- **Written task**: Turn every line of the listing into a Markdown table with the columns Row and Line. Skip blank lines and leave the pictures out.

++++

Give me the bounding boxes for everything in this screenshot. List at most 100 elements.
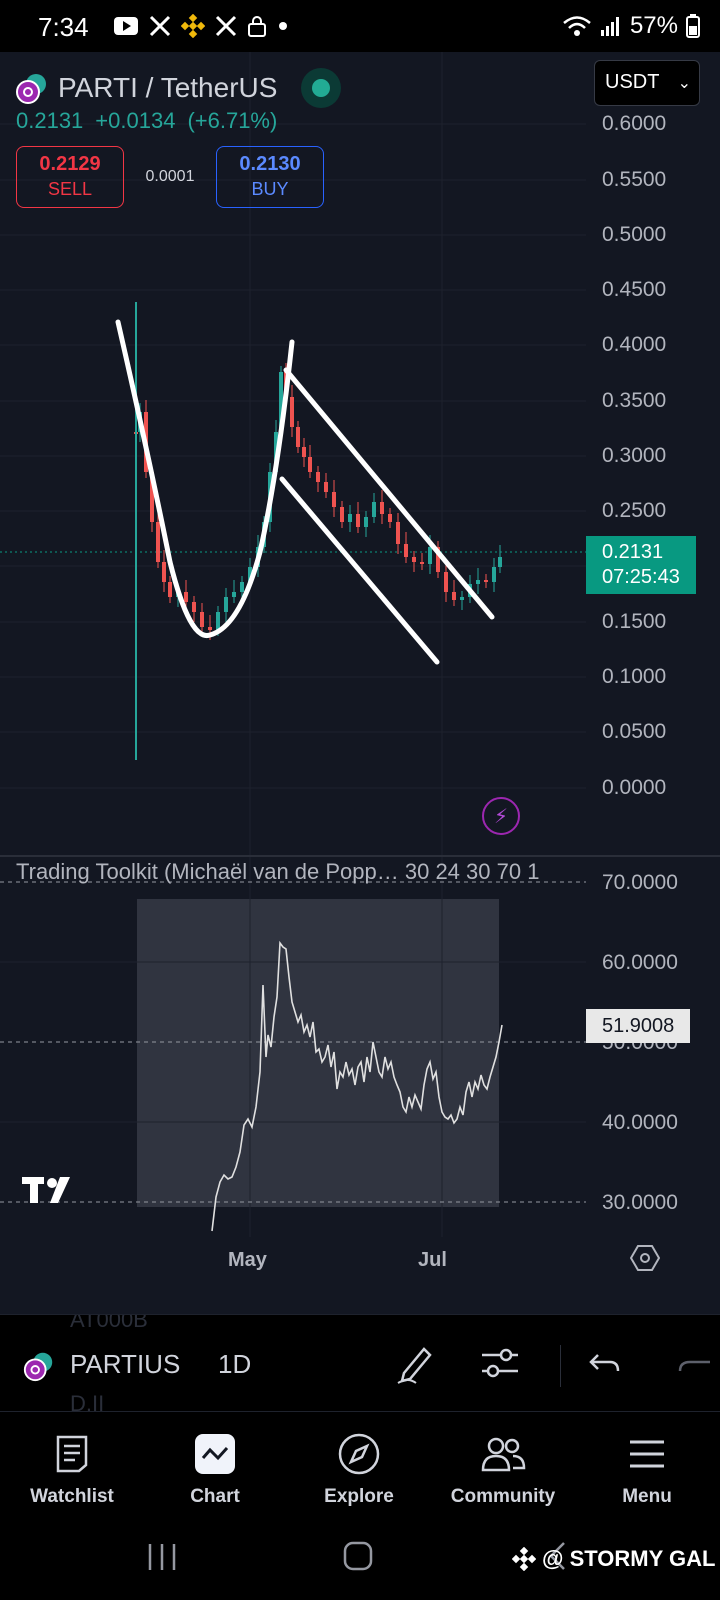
- grid-lines: [0, 52, 586, 857]
- community-icon: [481, 1437, 526, 1472]
- indicators-icon[interactable]: [480, 1341, 520, 1385]
- candle-body: [460, 597, 464, 600]
- status-bar: 7:34 57%: [0, 0, 720, 52]
- indicator-axis-label: 30.0000: [602, 1191, 678, 1214]
- ghost-symbol-text: AT000B: [70, 1314, 148, 1332]
- buy-button[interactable]: 0.2130 BUY: [216, 146, 324, 208]
- redo-icon[interactable]: [676, 1341, 716, 1385]
- x-icon-2: [215, 15, 237, 37]
- candle-body: [396, 522, 400, 544]
- battery-icon: [686, 14, 700, 38]
- price-axis-label: 0.2500: [602, 499, 667, 522]
- candle-body: [184, 592, 188, 602]
- candle-body: [444, 572, 448, 592]
- candle-body: [324, 482, 328, 492]
- sell-button[interactable]: 0.2129 SELL: [16, 146, 124, 208]
- notification-icons: [113, 14, 289, 38]
- tab-explore[interactable]: Explore: [289, 1424, 429, 1508]
- tab-watchlist[interactable]: Watchlist: [2, 1424, 142, 1508]
- price-chart-canvas[interactable]: [0, 52, 720, 857]
- indicator-highlight-zone: [137, 899, 499, 1207]
- current-price-tag: 0.2131 07:25:43: [586, 536, 696, 594]
- currency-dropdown[interactable]: USDT ⌄: [594, 60, 700, 106]
- candle-body: [332, 492, 336, 507]
- buy-label: BUY: [251, 179, 289, 199]
- lock-icon: [248, 16, 266, 37]
- candle-body: [348, 514, 352, 522]
- trade-buttons: 0.2129 SELL 0.0001 0.2130 BUY: [16, 146, 324, 208]
- indicator-pane[interactable]: Trading Toolkit (Michaël van de Popp… 30…: [0, 857, 720, 1272]
- back-icon[interactable]: [546, 1540, 568, 1572]
- indicator-canvas[interactable]: [0, 857, 720, 1272]
- candle-body: [420, 562, 424, 564]
- ghost-text: D.II: [70, 1391, 105, 1412]
- cup-curve-drawing: [115, 319, 295, 639]
- tab-chart[interactable]: Chart: [145, 1424, 285, 1508]
- price-axis-label: 0.0000: [602, 776, 667, 799]
- candle-body: [380, 502, 384, 514]
- tab-menu-label: Menu: [622, 1486, 672, 1507]
- price-change-line: 0.2131 +0.0134 (+6.71%): [16, 108, 277, 134]
- candle-body: [232, 592, 236, 597]
- bar-countdown: 07:25:43: [602, 566, 680, 588]
- candle-body: [476, 580, 480, 584]
- candle-body: [452, 592, 456, 600]
- price-axis-label: 0.1500: [602, 610, 667, 633]
- market-open-icon: [301, 68, 342, 108]
- candle-body: [200, 612, 204, 627]
- indicator-axis-label: 70.0000: [602, 871, 678, 894]
- time-axis[interactable]: May Jul: [0, 1237, 720, 1287]
- indicator-title[interactable]: Trading Toolkit (Michaël van de Popp… 30…: [16, 859, 540, 884]
- bottom-tab-bar: Watchlist Chart Explore Community Menu: [0, 1412, 720, 1522]
- price-change-percent: (+6.71%): [187, 108, 278, 133]
- price-axis-label: 0.4000: [602, 333, 667, 356]
- tab-explore-label: Explore: [324, 1486, 394, 1507]
- candle-body: [364, 517, 368, 527]
- candle-body: [302, 447, 306, 457]
- tab-menu[interactable]: Menu: [577, 1424, 717, 1508]
- system-status: 57%: [562, 12, 700, 40]
- indicator-axis-label: 40.0000: [602, 1111, 678, 1134]
- binance-icon: [512, 1547, 536, 1571]
- symbol-header[interactable]: PARTI / TetherUS: [14, 66, 343, 110]
- time-label-may: May: [228, 1249, 267, 1271]
- candle-body: [290, 397, 294, 427]
- indicator-axis-label: 60.0000: [602, 951, 678, 974]
- candle-body: [296, 427, 300, 447]
- candle-body: [404, 544, 408, 557]
- last-price: 0.2131: [16, 108, 84, 133]
- candle-body: [498, 557, 502, 567]
- watchlist-icon: [56, 1435, 88, 1473]
- chart-toolbar: AT000B PARTIUS 1D D.II: [0, 1314, 720, 1412]
- candle-body: [208, 627, 212, 630]
- pane-divider[interactable]: [0, 855, 720, 857]
- signal-icon: [600, 17, 619, 36]
- candle-body: [150, 472, 154, 522]
- price-chart[interactable]: PARTI / TetherUS 0.2131 +0.0134 (+6.71%)…: [0, 52, 720, 857]
- sell-price: 0.2129: [39, 153, 101, 175]
- lightning-icon[interactable]: ⚡: [482, 797, 520, 835]
- interval-selector[interactable]: 1D: [218, 1349, 252, 1379]
- binance-icon: [181, 14, 205, 38]
- candles: [134, 302, 502, 760]
- undo-icon[interactable]: [588, 1341, 622, 1385]
- current-price-value: 0.2131: [602, 541, 664, 563]
- parti-coin-icon: [16, 74, 46, 104]
- candle-body: [492, 567, 496, 582]
- tab-community[interactable]: Community: [433, 1424, 573, 1508]
- home-icon[interactable]: [342, 1540, 374, 1572]
- pencil-icon[interactable]: [396, 1341, 436, 1385]
- price-axis-label: 0.0500: [602, 720, 667, 743]
- candle-body: [412, 557, 416, 562]
- symbol-selector[interactable]: PARTIUS: [70, 1349, 181, 1379]
- recent-apps-icon[interactable]: [146, 1542, 178, 1572]
- symbol-title[interactable]: PARTI / TetherUS: [58, 72, 278, 103]
- wifi-icon: [563, 16, 591, 36]
- chart-icon: [195, 1434, 235, 1474]
- candle-body: [248, 567, 252, 582]
- watermark: @ STORMY GAL: [512, 1546, 715, 1572]
- channel-lower-line: [279, 476, 440, 665]
- price-axis-label: 0.5000: [602, 223, 667, 246]
- price-change: +0.0134: [95, 108, 176, 133]
- settings-icon[interactable]: [630, 1243, 660, 1273]
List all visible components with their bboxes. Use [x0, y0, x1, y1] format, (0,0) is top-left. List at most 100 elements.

++++

- **Problem solution**:
| Row | Line |
|---|---|
| 1 | Give me the bounding boxes for everything in this screenshot. List at most 100 elements. |
| 2 | - grid-lines: [0, 52, 586, 857] |
| 3 | - community-icon: [481, 1437, 526, 1472] |
| 4 | - indicators-icon[interactable]: [480, 1341, 520, 1385] |
| 5 | - candle-body: [460, 597, 464, 600] |
| 6 | - status-bar: 7:34 57%: [0, 0, 720, 52] |
| 7 | - indicator-axis-label: 30.0000: [602, 1191, 678, 1214] |
| 8 | - ghost-symbol-text: AT000B: [70, 1314, 148, 1332] |
| 9 | - buy-button[interactable]: 0.2130 BUY: [216, 146, 324, 208] |
| 10 | - redo-icon[interactable]: [676, 1341, 716, 1385] |
| 11 | - x-icon-2: [215, 15, 237, 37] |
| 12 | - candle-body: [396, 522, 400, 544] |
| 13 | - battery-icon: [686, 14, 700, 38] |
| 14 | - price-axis-label: 0.2500: [602, 499, 667, 522] |
| 15 | - candle-body: [184, 592, 188, 602] |
| 16 | - candle-body: [444, 572, 448, 592] |
| 17 | - candle-body: [324, 482, 328, 492] |
| 18 | - sell-button[interactable]: 0.2129 SELL: [16, 146, 124, 208] |
| 19 | - notification-icons: [113, 14, 289, 38] |
| 20 | - tab-explore[interactable]: Explore: [289, 1424, 429, 1508] |
| 21 | - tab-watchlist[interactable]: Watchlist: [2, 1424, 142, 1508] |
| 22 | - price-chart-canvas[interactable]: [0, 52, 720, 857] |
| 23 | - indicator-highlight-zone: [137, 899, 499, 1207] |
| 24 | - current-price-tag: 0.2131 07:25:43: [586, 536, 696, 594] |
| 25 | - currency-dropdown[interactable]: USDT ⌄: [594, 60, 700, 106] |
| 26 | - candle-body: [332, 492, 336, 507] |
| 27 | - buy-label: BUY: [251, 179, 289, 199] |
| 28 | - lock-icon: [248, 16, 266, 37] |
| 29 | - candle-body: [348, 514, 352, 522] |
| 30 | - trade-buttons: 0.2129 SELL 0.0001 0.2130 BUY: [16, 146, 324, 208] |
| 31 | - indicator-pane[interactable]: Trading Toolkit (Michaël van de Popp… 30…: [0, 857, 720, 1272] |
| 32 | - back-icon[interactable]: [546, 1540, 568, 1572] |
| 33 | - indicator-canvas[interactable]: [0, 857, 720, 1272] |
| 34 | - candle-body: [420, 562, 424, 564] |
| 35 | - ghost-text: D.II: [70, 1391, 105, 1412] |
| 36 | - cup-curve-drawing: [115, 319, 295, 639] |
| 37 | - tab-chart[interactable]: Chart: [145, 1424, 285, 1508] |
| 38 | - price-axis-label: 0.0000: [602, 776, 667, 799] |
| 39 | - candle-body: [380, 502, 384, 514] |
| 40 | - tab-menu-label: Menu: [622, 1486, 672, 1507] |
| 41 | - price-change-line: 0.2131 +0.0134 (+6.71%): [16, 108, 277, 134] |
| 42 | - candle-body: [232, 592, 236, 597] |
| 43 | - bar-countdown: 07:25:43: [602, 566, 680, 588] |
| 44 | - candle-body: [476, 580, 480, 584] |
| 45 | - candle-body: [452, 592, 456, 600] |
| 46 | - price-axis-label: 0.1500: [602, 610, 667, 633] |
| 47 | - market-open-icon: [301, 68, 342, 108] |
| 48 | - candle-body: [200, 612, 204, 627] |
| 49 | - indicator-axis-label: 70.0000: [602, 871, 678, 894] |
| 50 | - time-axis[interactable]: May Jul: [0, 1237, 720, 1287] |
| 51 | - indicator-title[interactable]: Trading Toolkit (Michaël van de Popp… 30…: [16, 859, 540, 884] |
| 52 | - bottom-tab-bar: Watchlist Chart Explore Community Menu: [0, 1412, 720, 1522] |
| 53 | - price-change-percent: (+6.71%): [187, 108, 278, 133] |
| 54 | - price-axis-label: 0.4000: [602, 333, 667, 356] |
| 55 | - tab-explore-label: Explore: [324, 1486, 394, 1507] |
| 56 | - candle-body: [364, 517, 368, 527] |
| 57 | - candle-body: [302, 447, 306, 457] |
| 58 | - tab-menu[interactable]: Menu: [577, 1424, 717, 1508] |
| 59 | - system-status: 57%: [562, 12, 700, 40] |
| 60 | - indicator-axis-label: 40.0000: [602, 1111, 678, 1134] |
| 61 | - binance-icon: [512, 1547, 536, 1571] |
| 62 | - symbol-header[interactable]: PARTI / TetherUS: [14, 66, 343, 110] |
| 63 | - time-label-may: May: [228, 1249, 267, 1271] |
| 64 | - candle-body: [290, 397, 294, 427] |
| 65 | - indicator-axis-label: 60.0000: [602, 951, 678, 974] |
| 66 | - candle-body: [296, 427, 300, 447] |
| 67 | - candle-body: [404, 544, 408, 557] |
| 68 | - last-price: 0.2131: [16, 108, 84, 133] |
| 69 | - candle-body: [498, 557, 502, 567] |
| 70 | - watchlist-icon: [56, 1435, 88, 1473] |
| 71 | - chart-toolbar: AT000B PARTIUS 1D D.II: [0, 1314, 720, 1412] |
| 72 | - candle-body: [208, 627, 212, 630] |
| 73 | - pane-divider[interactable]: [0, 855, 720, 857] |
| 74 | - signal-icon: [600, 17, 619, 36] |
| 75 | - candle-body: [150, 472, 154, 522] |
| 76 | - price-chart[interactable]: PARTI / TetherUS 0.2131 +0.0134 (+6.71%)…: [0, 52, 720, 857] |
| 77 | - sell-price: 0.2129: [39, 153, 101, 175] |
| 78 | - lightning-icon[interactable]: ⚡: [482, 797, 520, 835] |
| 79 | - interval-selector[interactable]: 1D: [218, 1349, 252, 1379] |
| 80 | - binance-icon: [181, 14, 205, 38] |
| 81 | - candles: [134, 302, 502, 760] |
| 82 | - undo-icon[interactable]: [588, 1341, 622, 1385] |
| 83 | - current-price-value: 0.2131: [602, 541, 664, 563] |
| 84 | - parti-coin-icon: [16, 74, 46, 104] |
| 85 | - candle-body: [492, 567, 496, 582] |
| 86 | - tab-community[interactable]: Community: [433, 1424, 573, 1508] |
| 87 | - home-icon[interactable]: [342, 1540, 374, 1572] |
| 88 | - pencil-icon[interactable]: [396, 1341, 436, 1385] |
| 89 | - price-axis-label: 0.0500: [602, 720, 667, 743] |
| 90 | - candle-body: [412, 557, 416, 562] |
| 91 | - symbol-selector[interactable]: PARTIUS: [70, 1349, 181, 1379] |
| 92 | - recent-apps-icon[interactable]: [146, 1542, 178, 1572] |
| 93 | - symbol-title[interactable]: PARTI / TetherUS: [58, 72, 278, 103] |
| 94 | - wifi-icon: [563, 16, 591, 36] |
| 95 | - chart-icon: [195, 1434, 235, 1474] |
| 96 | - candle-body: [248, 567, 252, 582] |
| 97 | - watermark: @ STORMY GAL: [512, 1546, 715, 1572] |
| 98 | - channel-lower-line: [279, 476, 440, 665] |
| 99 | - price-axis-label: 0.5000: [602, 223, 667, 246] |
| 100 | - price-change: +0.0134: [95, 108, 176, 133] |
| 101 | - settings-icon[interactable]: [630, 1243, 660, 1273] |
| 102 | List all visible components with their bboxes. Use [x0, y0, x1, y1] format, (0,0) is top-left. List at most 100 elements. |